**Work to do**: Please repeat all of the lines that follow, exactly as written.

**Data provided**:

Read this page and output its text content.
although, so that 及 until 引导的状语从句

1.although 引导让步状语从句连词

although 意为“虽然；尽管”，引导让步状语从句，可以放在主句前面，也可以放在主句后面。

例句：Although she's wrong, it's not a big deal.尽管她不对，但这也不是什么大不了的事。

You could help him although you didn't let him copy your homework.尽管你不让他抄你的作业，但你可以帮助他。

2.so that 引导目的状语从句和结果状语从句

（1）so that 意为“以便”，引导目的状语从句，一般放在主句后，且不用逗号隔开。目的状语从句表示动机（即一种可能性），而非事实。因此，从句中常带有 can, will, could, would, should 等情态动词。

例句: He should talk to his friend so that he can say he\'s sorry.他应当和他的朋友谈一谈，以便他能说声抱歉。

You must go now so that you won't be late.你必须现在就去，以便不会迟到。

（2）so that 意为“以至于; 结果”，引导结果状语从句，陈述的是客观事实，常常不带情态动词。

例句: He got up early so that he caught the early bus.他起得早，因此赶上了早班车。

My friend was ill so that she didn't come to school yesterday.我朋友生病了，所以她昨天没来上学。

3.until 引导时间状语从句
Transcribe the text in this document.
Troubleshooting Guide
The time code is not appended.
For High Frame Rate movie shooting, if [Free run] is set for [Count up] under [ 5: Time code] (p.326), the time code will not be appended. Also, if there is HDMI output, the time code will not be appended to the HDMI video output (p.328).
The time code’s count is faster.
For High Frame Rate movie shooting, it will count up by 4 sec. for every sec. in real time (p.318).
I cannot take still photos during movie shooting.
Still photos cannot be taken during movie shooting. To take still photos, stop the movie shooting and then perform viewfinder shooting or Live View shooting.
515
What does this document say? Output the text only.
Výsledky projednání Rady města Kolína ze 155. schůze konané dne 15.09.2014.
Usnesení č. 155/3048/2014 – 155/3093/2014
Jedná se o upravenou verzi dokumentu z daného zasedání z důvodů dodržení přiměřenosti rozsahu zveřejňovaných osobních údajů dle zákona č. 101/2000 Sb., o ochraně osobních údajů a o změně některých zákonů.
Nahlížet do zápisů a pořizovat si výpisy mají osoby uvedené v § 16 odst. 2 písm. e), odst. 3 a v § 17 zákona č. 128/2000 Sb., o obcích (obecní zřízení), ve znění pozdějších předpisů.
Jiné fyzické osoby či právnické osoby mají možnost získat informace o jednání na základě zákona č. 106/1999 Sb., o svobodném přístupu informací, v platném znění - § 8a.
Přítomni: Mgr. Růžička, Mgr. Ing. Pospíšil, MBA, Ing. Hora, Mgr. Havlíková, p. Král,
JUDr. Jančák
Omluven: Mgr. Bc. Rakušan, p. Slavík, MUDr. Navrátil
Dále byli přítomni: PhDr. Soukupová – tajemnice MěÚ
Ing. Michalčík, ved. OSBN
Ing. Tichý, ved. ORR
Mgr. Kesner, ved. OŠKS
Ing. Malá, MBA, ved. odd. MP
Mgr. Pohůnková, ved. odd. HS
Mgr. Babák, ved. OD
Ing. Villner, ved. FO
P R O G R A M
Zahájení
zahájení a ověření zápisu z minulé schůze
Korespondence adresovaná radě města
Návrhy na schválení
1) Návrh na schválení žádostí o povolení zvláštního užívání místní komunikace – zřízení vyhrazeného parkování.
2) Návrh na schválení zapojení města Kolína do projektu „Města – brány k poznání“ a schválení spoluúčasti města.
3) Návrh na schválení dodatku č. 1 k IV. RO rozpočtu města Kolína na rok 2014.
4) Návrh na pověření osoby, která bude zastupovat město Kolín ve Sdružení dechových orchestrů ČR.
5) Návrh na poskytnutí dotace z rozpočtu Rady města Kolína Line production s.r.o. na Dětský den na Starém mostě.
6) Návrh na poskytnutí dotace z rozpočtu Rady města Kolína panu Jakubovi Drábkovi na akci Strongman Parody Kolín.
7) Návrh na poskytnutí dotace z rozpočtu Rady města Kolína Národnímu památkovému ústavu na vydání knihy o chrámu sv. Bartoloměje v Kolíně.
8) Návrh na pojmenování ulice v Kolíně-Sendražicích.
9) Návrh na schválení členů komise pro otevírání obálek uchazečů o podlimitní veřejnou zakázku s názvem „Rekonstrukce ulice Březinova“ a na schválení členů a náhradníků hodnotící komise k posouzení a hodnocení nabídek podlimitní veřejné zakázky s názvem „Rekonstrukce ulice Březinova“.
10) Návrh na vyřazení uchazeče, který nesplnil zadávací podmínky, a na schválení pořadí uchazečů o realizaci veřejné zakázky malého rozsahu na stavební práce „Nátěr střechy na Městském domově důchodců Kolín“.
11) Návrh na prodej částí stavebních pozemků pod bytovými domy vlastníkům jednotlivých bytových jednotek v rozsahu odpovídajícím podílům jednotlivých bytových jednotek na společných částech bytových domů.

**Solution to the problem**:
Read this page and output its text content.
although, so that 及 until 引导的状语从句

1.although 引导让步状语从句连词

although 意为“虽然；尽管”，引导让步状语从句，可以放在主句前面，也可以放在主句后面。

例句：Although she's wrong, it's not a big deal.尽管她不对，但这也不是什么大不了的事。

You could help him although you didn't let him copy your homework.尽管你不让他抄你的作业，但你可以帮助他。

2.so that 引导目的状语从句和结果状语从句

（1）so that 意为“以便”，引导目的状语从句，一般放在主句后，且不用逗号隔开。目的状语从句表示动机（即一种可能性），而非事实。因此，从句中常带有 can, will, could, would, should 等情态动词。

例句: He should talk to his friend so that he can say he\'s sorry.他应当和他的朋友谈一谈，以便他能说声抱歉。

You must go now so that you won't be late.你必须现在就去，以便不会迟到。

（2）so that 意为“以至于; 结果”，引导结果状语从句，陈述的是客观事实，常常不带情态动词。

例句: He got up early so that he caught the early bus.他起得早，因此赶上了早班车。

My friend was ill so that she didn't come to school yesterday.我朋友生病了，所以她昨天没来上学。

3.until 引导时间状语从句
Transcribe the text in this document.
Troubleshooting Guide
The time code is not appended.
For High Frame Rate movie shooting, if [Free run] is set for [Count up] under [ 5: Time code] (p.326), the time code will not be appended. Also, if there is HDMI output, the time code will not be appended to the HDMI video output (p.328).
The time code’s count is faster.
For High Frame Rate movie shooting, it will count up by 4 sec. for every sec. in real time (p.318).
I cannot take still photos during movie shooting.
Still photos cannot be taken during movie shooting. To take still photos, stop the movie shooting and then perform viewfinder shooting or Live View shooting.
515
What does this document say? Output the text only.
Výsledky projednání Rady města Kolína ze 155. schůze konané dne 15.09.2014.
Usnesení č. 155/3048/2014 – 155/3093/2014
Jedná se o upravenou verzi dokumentu z daného zasedání z důvodů dodržení přiměřenosti rozsahu zveřejňovaných osobních údajů dle zákona č. 101/2000 Sb., o ochraně osobních údajů a o změně některých zákonů.
Nahlížet do zápisů a pořizovat si výpisy mají osoby uvedené v § 16 odst. 2 písm. e), odst. 3 a v § 17 zákona č. 128/2000 Sb., o obcích (obecní zřízení), ve znění pozdějších předpisů.
Jiné fyzické osoby či právnické osoby mají možnost získat informace o jednání na základě zákona č. 106/1999 Sb., o svobodném přístupu informací, v platném znění - § 8a.
Přítomni: Mgr. Růžička, Mgr. Ing. Pospíšil, MBA, Ing. Hora, Mgr. Havlíková, p. Král,
JUDr. Jančák
Omluven: Mgr. Bc. Rakušan, p. Slavík, MUDr. Navrátil
Dále byli přítomni: PhDr. Soukupová – tajemnice MěÚ
Ing. Michalčík, ved. OSBN
Ing. Tichý, ved. ORR
Mgr. Kesner, ved. OŠKS
Ing. Malá, MBA, ved. odd. MP
Mgr. Pohůnková, ved. odd. HS
Mgr. Babák, ved. OD
Ing. Villner, ved. FO
P R O G R A M
Zahájení
zahájení a ověření zápisu z minulé schůze
Korespondence adresovaná radě města
Návrhy na schválení
1) Návrh na schválení žádostí o povolení zvláštního užívání místní komunikace – zřízení vyhrazeného parkování.
2) Návrh na schválení zapojení města Kolína do projektu „Města – brány k poznání“ a schválení spoluúčasti města.
3) Návrh na schválení dodatku č. 1 k IV. RO rozpočtu města Kolína na rok 2014.
4) Návrh na pověření osoby, která bude zastupovat město Kolín ve Sdružení dechových orchestrů ČR.
5) Návrh na poskytnutí dotace z rozpočtu Rady města Kolína Line production s.r.o. na Dětský den na Starém mostě.
6) Návrh na poskytnutí dotace z rozpočtu Rady města Kolína panu Jakubovi Drábkovi na akci Strongman Parody Kolín.
7) Návrh na poskytnutí dotace z rozpočtu Rady města Kolína Národnímu památkovému ústavu na vydání knihy o chrámu sv. Bartoloměje v Kolíně.
8) Návrh na pojmenování ulice v Kolíně-Sendražicích.
9) Návrh na schválení členů komise pro otevírání obálek uchazečů o podlimitní veřejnou zakázku s názvem „Rekonstrukce ulice Březinova“ a na schválení členů a náhradníků hodnotící komise k posouzení a hodnocení nabídek podlimitní veřejné zakázky s názvem „Rekonstrukce ulice Březinova“.
10) Návrh na vyřazení uchazeče, který nesplnil zadávací podmínky, a na schválení pořadí uchazečů o realizaci veřejné zakázky malého rozsahu na stavební práce „Nátěr střechy na Městském domově důchodců Kolín“.
11) Návrh na prodej částí stavebních pozemků pod bytovými domy vlastníkům jednotlivých bytových jednotek v rozsahu odpovídajícím podílům jednotlivých bytových jednotek na společných částech bytových domů.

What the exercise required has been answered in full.